**Task input**
========================================================================

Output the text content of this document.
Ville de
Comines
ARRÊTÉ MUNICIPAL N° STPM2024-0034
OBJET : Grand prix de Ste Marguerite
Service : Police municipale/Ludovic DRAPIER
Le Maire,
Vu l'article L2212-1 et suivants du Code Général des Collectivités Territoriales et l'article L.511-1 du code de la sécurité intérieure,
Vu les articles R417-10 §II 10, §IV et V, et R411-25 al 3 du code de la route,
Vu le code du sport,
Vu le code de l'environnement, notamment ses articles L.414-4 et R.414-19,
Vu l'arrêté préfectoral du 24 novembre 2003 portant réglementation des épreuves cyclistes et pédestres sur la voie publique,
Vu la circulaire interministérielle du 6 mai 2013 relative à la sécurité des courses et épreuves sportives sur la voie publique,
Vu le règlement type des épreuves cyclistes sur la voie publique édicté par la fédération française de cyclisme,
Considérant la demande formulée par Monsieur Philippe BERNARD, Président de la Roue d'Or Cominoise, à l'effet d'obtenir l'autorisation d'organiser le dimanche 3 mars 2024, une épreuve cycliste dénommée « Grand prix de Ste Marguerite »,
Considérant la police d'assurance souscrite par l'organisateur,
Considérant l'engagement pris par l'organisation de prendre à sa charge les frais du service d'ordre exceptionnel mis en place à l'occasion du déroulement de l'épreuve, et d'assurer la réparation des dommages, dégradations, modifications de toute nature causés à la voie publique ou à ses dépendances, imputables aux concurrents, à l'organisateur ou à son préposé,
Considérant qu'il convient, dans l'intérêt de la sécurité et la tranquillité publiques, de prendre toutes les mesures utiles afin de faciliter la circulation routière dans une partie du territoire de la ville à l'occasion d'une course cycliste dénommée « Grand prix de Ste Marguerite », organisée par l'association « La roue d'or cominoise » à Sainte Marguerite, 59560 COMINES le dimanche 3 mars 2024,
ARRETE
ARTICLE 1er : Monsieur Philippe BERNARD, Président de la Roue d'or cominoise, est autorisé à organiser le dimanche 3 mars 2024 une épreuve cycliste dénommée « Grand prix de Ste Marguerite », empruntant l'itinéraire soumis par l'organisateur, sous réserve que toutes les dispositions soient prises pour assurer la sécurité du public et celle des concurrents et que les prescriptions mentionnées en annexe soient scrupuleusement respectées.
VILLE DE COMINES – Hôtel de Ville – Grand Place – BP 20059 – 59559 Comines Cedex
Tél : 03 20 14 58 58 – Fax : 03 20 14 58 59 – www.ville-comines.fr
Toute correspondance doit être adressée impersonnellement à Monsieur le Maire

========================================================================

**Your goal**
Count how many lines include the string "articles". Nothing but the number is needed.

**Output**
2